» **Items**:
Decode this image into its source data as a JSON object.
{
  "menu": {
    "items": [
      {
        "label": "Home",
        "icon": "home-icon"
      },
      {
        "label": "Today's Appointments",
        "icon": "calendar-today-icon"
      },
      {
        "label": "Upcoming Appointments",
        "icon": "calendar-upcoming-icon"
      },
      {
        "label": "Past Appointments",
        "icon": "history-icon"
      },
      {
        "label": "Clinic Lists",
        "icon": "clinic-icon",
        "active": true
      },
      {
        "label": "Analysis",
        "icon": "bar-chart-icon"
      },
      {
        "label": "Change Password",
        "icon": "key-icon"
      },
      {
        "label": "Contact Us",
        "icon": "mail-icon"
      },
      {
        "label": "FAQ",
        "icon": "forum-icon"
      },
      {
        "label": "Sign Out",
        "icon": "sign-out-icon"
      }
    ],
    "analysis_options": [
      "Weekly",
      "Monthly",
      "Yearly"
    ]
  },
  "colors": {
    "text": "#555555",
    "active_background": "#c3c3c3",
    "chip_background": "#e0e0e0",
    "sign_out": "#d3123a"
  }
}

» **What to produce**:
Check each line above for the string "label" and report how many lines have it, giving only the number.

» **Output for this task**:
10